[Saved entries]
========

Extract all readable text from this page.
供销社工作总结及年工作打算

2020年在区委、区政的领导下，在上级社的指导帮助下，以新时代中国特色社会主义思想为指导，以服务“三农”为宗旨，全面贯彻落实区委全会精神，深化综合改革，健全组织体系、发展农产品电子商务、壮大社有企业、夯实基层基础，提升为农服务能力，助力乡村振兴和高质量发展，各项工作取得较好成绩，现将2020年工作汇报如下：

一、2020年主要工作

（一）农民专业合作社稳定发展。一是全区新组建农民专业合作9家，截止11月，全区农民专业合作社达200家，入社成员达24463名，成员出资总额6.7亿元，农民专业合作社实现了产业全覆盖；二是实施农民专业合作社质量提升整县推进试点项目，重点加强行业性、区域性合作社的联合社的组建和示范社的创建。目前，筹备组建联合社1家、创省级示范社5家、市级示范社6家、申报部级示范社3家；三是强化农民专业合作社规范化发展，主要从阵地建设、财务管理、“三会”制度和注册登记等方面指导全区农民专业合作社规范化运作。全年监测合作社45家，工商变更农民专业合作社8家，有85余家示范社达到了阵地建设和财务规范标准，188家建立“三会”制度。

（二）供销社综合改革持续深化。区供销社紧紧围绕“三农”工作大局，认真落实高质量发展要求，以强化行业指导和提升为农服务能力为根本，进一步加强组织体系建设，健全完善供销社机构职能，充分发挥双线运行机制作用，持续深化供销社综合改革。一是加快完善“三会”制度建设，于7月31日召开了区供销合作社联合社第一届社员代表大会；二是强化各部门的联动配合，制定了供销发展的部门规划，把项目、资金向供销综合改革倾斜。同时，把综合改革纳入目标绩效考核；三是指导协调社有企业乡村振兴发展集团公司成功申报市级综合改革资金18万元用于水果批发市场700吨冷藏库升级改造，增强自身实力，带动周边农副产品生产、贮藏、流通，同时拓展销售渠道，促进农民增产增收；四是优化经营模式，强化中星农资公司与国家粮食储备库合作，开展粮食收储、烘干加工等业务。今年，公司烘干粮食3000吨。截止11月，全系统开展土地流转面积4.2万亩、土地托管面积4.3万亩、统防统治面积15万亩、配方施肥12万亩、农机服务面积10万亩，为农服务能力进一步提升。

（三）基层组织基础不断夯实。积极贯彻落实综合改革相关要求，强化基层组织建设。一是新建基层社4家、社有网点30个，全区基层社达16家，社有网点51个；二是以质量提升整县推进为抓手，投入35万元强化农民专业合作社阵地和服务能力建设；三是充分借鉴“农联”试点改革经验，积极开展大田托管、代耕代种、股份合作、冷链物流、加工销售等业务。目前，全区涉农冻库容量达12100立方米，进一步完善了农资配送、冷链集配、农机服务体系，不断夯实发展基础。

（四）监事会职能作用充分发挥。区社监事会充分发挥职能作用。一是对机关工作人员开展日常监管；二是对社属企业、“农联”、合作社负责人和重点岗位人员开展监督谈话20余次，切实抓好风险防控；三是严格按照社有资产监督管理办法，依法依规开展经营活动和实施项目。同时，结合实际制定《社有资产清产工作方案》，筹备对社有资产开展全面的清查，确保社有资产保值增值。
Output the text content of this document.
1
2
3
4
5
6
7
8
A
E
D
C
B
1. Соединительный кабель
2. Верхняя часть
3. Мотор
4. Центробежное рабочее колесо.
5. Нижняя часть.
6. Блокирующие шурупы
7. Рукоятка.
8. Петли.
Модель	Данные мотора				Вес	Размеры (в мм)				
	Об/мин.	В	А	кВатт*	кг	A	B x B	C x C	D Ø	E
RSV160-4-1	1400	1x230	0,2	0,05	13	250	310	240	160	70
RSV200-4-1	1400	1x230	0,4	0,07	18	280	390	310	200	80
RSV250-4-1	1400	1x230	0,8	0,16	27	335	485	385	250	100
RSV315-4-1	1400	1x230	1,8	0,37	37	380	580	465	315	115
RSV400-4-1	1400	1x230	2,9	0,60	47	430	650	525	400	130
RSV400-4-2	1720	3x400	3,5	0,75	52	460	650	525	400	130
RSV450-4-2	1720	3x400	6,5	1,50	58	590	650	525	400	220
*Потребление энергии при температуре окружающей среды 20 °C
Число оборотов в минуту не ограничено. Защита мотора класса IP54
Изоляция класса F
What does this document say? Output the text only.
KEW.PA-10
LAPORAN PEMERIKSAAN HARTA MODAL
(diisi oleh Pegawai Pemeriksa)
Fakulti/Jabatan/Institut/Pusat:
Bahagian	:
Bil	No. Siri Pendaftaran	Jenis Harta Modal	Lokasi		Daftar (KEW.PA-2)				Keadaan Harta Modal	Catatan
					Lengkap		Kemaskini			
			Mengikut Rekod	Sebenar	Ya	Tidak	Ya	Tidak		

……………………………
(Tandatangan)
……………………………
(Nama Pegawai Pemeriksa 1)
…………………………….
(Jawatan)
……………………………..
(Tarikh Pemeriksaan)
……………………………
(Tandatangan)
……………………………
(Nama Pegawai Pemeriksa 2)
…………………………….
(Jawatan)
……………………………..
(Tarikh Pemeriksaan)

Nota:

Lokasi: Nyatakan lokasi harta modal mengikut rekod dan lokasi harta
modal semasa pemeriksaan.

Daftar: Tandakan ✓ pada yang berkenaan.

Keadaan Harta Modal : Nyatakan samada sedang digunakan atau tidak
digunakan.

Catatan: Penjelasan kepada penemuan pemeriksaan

========

# Exercise objective
From the line that contains "What does this" down to the last line of the listing above, repeat each line exactly, and include nothing else.

# Solution for this problem
What does this document say? Output the text only.
KEW.PA-10
LAPORAN PEMERIKSAAN HARTA MODAL
(diisi oleh Pegawai Pemeriksa)
Fakulti/Jabatan/Institut/Pusat:
Bahagian	:
Bil	No. Siri Pendaftaran	Jenis Harta Modal	Lokasi		Daftar (KEW.PA-2)				Keadaan Harta Modal	Catatan
					Lengkap		Kemaskini			
			Mengikut Rekod	Sebenar	Ya	Tidak	Ya	Tidak		

……………………………
(Tandatangan)
……………………………
(Nama Pegawai Pemeriksa 1)
…………………………….
(Jawatan)
……………………………..
(Tarikh Pemeriksaan)
……………………………
(Tandatangan)
……………………………
(Nama Pegawai Pemeriksa 2)
…………………………….
(Jawatan)
……………………………..
(Tarikh Pemeriksaan)

Nota:

Lokasi: Nyatakan lokasi harta modal mengikut rekod dan lokasi harta
modal semasa pemeriksaan.

Daftar: Tandakan ✓ pada yang berkenaan.

Keadaan Harta Modal : Nyatakan samada sedang digunakan atau tidak
digunakan.

Catatan: Penjelasan kepada penemuan pemeriksaan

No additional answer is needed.